(Dataset excerpts)
----
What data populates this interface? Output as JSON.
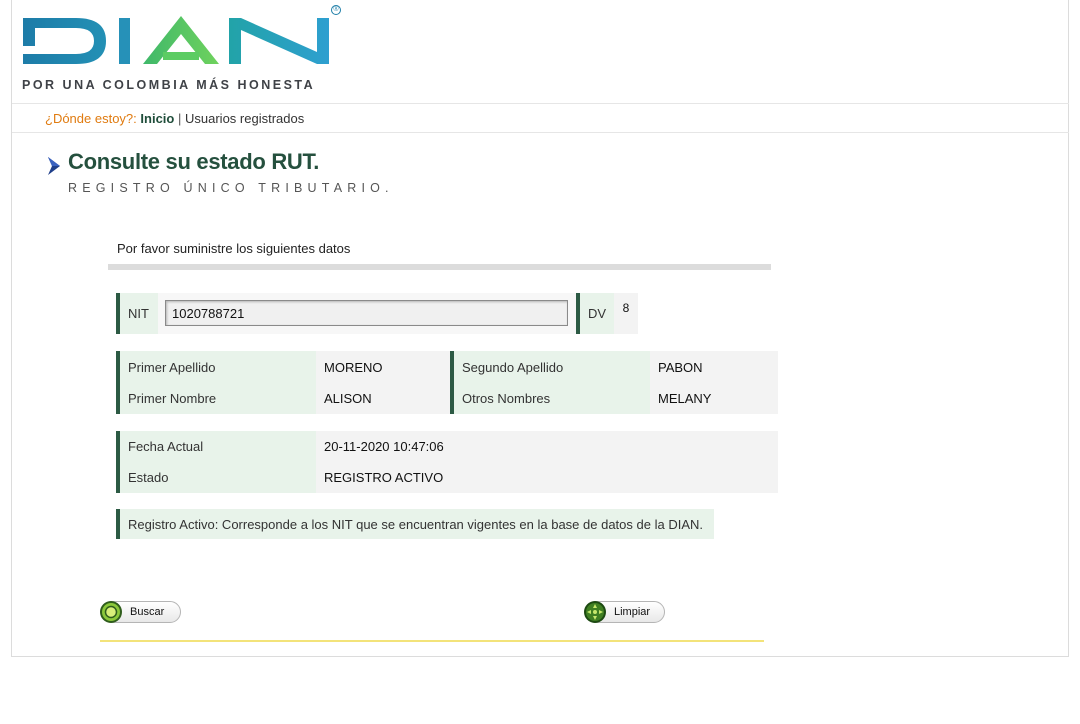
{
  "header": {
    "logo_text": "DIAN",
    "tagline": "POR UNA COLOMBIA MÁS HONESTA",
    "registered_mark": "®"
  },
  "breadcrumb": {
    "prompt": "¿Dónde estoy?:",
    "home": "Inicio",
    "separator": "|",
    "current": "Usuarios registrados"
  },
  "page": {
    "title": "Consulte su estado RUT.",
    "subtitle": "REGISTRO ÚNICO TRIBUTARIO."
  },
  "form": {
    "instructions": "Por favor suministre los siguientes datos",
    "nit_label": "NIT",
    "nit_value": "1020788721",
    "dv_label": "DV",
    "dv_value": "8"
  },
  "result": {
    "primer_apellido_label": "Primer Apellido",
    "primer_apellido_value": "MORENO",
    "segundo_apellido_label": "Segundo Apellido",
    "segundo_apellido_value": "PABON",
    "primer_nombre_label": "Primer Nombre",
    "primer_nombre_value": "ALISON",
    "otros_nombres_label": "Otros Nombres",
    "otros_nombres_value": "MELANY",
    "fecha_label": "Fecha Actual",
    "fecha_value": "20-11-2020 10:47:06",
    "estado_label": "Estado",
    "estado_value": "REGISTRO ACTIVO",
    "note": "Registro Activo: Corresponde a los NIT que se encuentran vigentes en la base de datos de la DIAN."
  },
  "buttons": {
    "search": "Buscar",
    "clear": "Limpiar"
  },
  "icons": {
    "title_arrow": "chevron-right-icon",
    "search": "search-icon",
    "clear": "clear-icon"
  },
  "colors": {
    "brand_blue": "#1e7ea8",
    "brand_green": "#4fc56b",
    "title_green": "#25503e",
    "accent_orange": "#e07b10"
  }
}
----
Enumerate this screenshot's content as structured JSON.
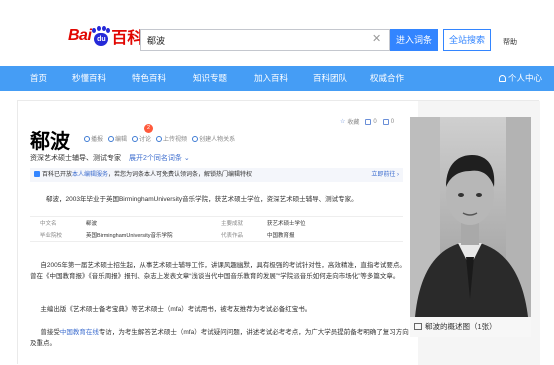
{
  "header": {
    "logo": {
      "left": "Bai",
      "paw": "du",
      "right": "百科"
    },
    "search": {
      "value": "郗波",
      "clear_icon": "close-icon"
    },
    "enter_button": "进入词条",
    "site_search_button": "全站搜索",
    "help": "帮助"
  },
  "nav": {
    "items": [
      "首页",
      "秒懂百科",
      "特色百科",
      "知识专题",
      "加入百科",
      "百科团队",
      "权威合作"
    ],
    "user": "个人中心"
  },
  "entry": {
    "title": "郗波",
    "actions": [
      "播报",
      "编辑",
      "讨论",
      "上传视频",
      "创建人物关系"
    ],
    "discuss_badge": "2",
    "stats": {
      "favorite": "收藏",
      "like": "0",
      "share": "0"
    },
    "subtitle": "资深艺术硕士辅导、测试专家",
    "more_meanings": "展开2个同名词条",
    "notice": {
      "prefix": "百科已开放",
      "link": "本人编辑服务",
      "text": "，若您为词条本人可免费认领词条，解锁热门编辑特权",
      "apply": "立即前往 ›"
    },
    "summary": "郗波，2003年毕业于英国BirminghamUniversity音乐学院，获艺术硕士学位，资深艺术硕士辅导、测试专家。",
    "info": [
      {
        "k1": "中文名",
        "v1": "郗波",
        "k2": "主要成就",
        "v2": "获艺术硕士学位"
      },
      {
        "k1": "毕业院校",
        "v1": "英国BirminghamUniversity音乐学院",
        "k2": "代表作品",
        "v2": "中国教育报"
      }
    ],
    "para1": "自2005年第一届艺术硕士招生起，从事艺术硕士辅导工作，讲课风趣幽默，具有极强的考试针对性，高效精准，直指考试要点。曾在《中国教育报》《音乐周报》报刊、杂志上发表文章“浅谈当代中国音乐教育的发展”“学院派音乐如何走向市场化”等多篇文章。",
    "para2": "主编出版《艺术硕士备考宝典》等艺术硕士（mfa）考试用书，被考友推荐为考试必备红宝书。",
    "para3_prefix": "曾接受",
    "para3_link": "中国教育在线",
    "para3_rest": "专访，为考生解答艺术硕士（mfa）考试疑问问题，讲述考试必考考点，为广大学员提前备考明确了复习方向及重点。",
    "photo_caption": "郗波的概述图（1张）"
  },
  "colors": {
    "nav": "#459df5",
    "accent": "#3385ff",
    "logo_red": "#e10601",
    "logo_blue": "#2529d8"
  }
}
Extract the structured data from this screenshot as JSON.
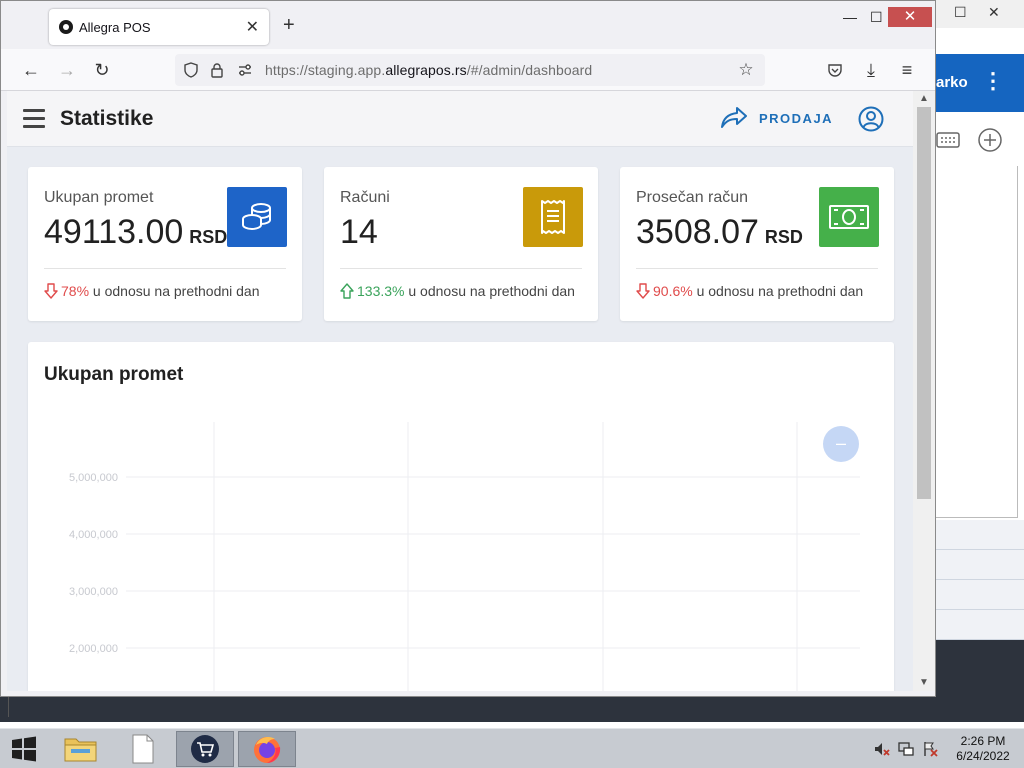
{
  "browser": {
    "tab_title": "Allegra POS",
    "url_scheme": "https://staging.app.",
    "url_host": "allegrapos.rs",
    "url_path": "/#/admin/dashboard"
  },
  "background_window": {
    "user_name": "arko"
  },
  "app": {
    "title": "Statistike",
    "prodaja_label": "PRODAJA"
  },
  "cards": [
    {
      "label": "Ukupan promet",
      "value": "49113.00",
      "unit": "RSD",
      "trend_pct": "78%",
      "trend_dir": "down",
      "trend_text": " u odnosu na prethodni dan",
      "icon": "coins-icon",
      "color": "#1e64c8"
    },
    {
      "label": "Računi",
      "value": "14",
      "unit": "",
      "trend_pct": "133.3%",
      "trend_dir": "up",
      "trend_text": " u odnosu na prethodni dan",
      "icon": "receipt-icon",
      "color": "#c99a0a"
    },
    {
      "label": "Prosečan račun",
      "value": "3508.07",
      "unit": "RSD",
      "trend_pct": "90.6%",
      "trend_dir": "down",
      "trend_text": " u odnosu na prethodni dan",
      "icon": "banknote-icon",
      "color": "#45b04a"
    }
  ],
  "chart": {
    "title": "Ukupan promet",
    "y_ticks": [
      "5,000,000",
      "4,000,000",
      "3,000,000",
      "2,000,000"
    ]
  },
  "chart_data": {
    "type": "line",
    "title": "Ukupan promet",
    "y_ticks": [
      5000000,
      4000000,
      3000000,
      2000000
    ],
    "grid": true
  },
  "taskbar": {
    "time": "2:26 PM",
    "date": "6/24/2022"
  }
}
----
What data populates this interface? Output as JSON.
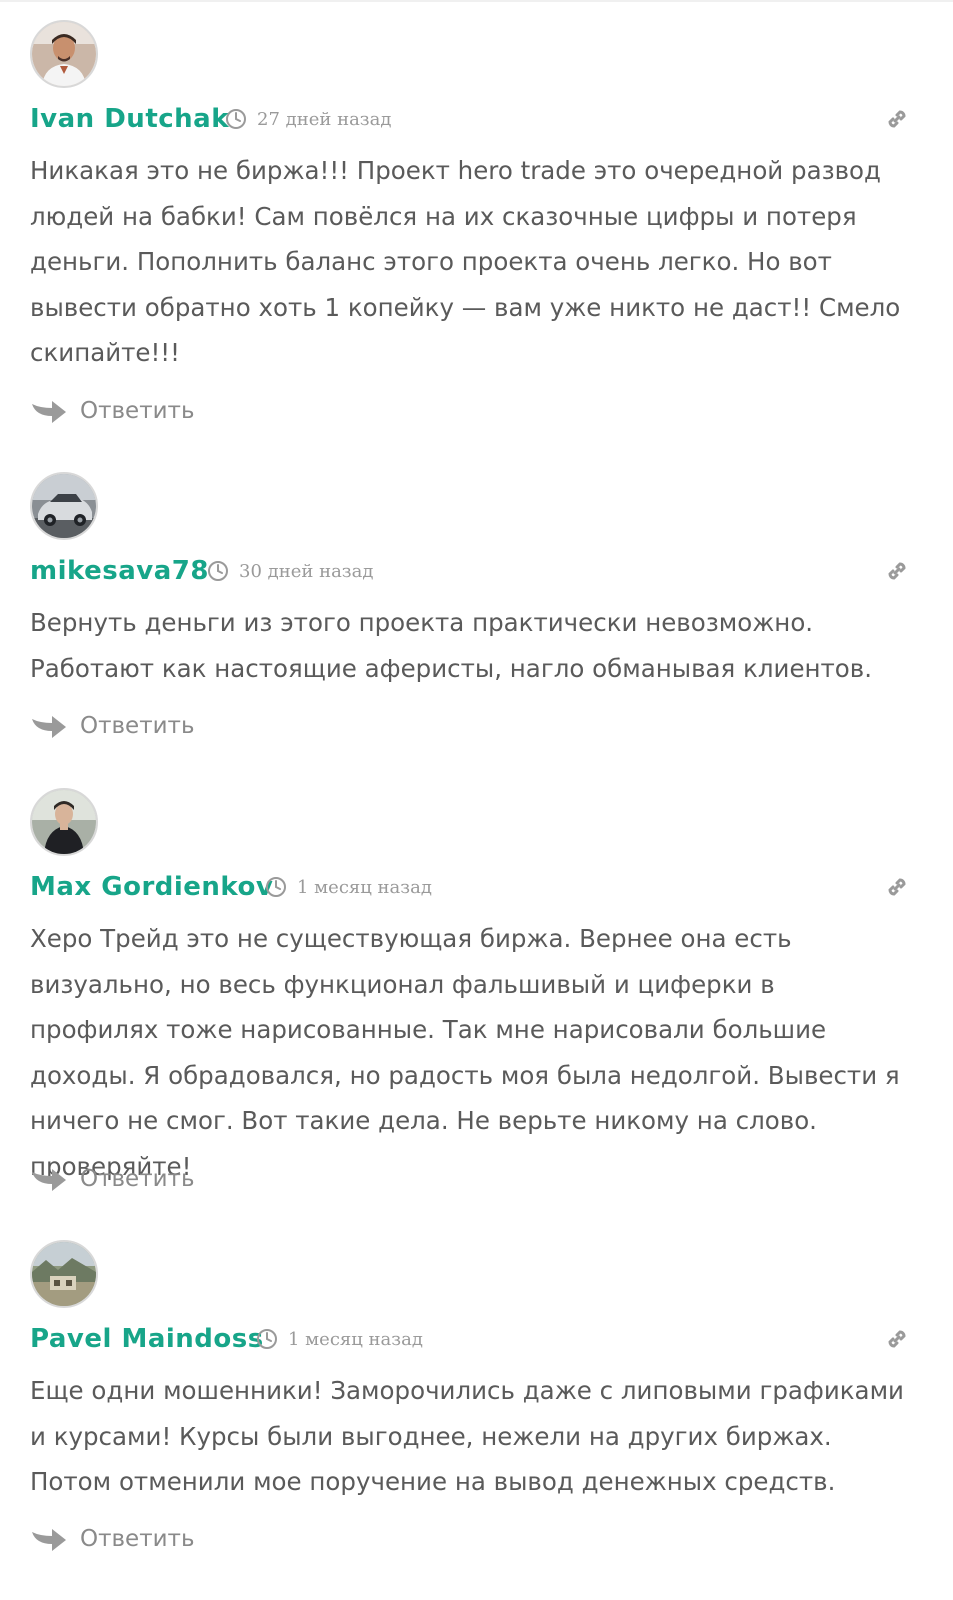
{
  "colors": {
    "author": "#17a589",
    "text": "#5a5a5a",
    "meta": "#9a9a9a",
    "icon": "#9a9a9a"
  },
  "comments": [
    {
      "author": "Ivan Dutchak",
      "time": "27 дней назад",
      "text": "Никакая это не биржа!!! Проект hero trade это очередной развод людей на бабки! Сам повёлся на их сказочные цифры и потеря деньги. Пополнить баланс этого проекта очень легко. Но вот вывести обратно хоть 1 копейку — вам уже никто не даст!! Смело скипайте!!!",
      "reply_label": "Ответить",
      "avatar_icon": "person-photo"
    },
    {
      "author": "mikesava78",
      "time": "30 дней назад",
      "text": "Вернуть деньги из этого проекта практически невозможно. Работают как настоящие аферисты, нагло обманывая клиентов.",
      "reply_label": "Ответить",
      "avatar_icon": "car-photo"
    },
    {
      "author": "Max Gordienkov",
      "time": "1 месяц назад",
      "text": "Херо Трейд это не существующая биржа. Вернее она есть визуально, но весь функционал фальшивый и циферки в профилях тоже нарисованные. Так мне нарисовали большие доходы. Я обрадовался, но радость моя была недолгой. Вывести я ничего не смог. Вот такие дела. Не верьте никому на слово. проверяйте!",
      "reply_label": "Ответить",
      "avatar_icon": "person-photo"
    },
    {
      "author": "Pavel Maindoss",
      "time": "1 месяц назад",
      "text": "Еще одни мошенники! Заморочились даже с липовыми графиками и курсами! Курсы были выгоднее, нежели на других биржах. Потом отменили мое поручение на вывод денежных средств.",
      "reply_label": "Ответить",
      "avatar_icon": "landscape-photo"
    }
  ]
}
----
* Given problem: Lines that include the word "назад" are to be extracted from the data above.

* Exercise solution:
      "time": "27 дней назад",
      "time": "30 дней назад",
      "time": "1 месяц назад",
      "time": "1 месяц назад",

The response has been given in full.